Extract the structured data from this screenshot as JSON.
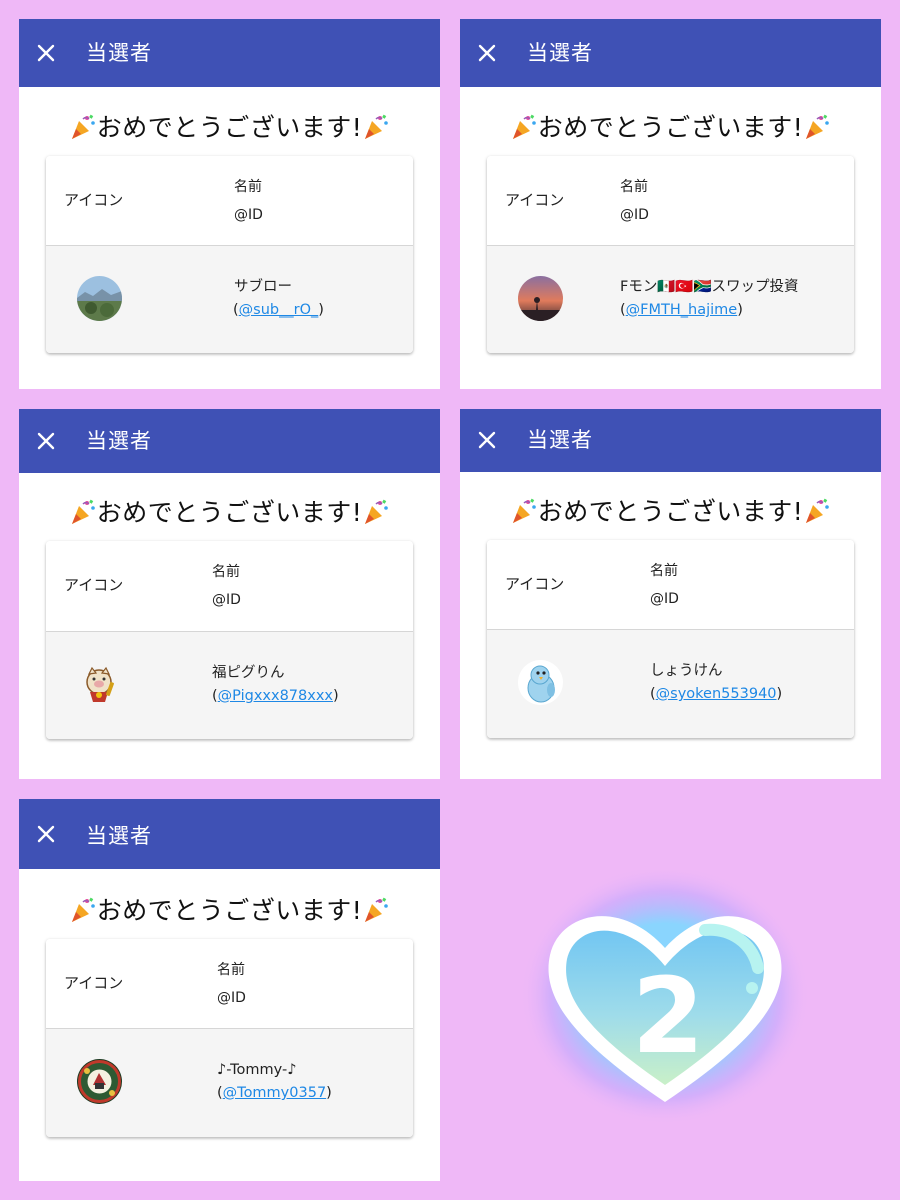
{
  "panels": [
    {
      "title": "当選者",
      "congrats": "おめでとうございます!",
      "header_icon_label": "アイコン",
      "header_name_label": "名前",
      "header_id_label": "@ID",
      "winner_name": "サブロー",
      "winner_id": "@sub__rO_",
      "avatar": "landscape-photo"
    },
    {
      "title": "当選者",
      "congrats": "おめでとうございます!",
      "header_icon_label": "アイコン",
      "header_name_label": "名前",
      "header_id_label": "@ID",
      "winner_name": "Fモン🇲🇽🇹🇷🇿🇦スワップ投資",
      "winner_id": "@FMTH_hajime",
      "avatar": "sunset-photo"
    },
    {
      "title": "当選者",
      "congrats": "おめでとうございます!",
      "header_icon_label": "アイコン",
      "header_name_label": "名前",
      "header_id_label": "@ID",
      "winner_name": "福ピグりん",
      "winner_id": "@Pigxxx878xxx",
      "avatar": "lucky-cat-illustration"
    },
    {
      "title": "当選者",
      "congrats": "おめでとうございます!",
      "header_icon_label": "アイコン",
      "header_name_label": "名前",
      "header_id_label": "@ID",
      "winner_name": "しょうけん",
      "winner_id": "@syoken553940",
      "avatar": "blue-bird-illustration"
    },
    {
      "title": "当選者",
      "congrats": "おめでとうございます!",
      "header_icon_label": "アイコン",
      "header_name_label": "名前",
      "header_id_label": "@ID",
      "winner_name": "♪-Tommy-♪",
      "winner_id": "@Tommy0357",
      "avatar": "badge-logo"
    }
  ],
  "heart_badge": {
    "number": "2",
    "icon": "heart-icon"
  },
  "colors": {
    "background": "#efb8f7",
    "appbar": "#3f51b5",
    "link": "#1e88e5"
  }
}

****************

▶ [WHAT THE TASK REQUIRES]: With the pictures left out, transcribe the material exactly.

▶ [FINAL ANSWER]:
Extract the structured data from this screenshot as JSON.
{
  "panels": [
    {
      "title": "当選者",
      "congrats": "おめでとうございます!",
      "header_icon_label": "アイコン",
      "header_name_label": "名前",
      "header_id_label": "@ID",
      "winner_name": "サブロー",
      "winner_id": "@sub__rO_",
      "avatar": "landscape-photo"
    },
    {
      "title": "当選者",
      "congrats": "おめでとうございます!",
      "header_icon_label": "アイコン",
      "header_name_label": "名前",
      "header_id_label": "@ID",
      "winner_name": "Fモン🇲🇽🇹🇷🇿🇦スワップ投資",
      "winner_id": "@FMTH_hajime",
      "avatar": "sunset-photo"
    },
    {
      "title": "当選者",
      "congrats": "おめでとうございます!",
      "header_icon_label": "アイコン",
      "header_name_label": "名前",
      "header_id_label": "@ID",
      "winner_name": "福ピグりん",
      "winner_id": "@Pigxxx878xxx",
      "avatar": "lucky-cat-illustration"
    },
    {
      "title": "当選者",
      "congrats": "おめでとうございます!",
      "header_icon_label": "アイコン",
      "header_name_label": "名前",
      "header_id_label": "@ID",
      "winner_name": "しょうけん",
      "winner_id": "@syoken553940",
      "avatar": "blue-bird-illustration"
    },
    {
      "title": "当選者",
      "congrats": "おめでとうございます!",
      "header_icon_label": "アイコン",
      "header_name_label": "名前",
      "header_id_label": "@ID",
      "winner_name": "♪-Tommy-♪",
      "winner_id": "@Tommy0357",
      "avatar": "badge-logo"
    }
  ],
  "heart_badge": {
    "number": "2",
    "icon": "heart-icon"
  },
  "colors": {
    "background": "#efb8f7",
    "appbar": "#3f51b5",
    "link": "#1e88e5"
  }
}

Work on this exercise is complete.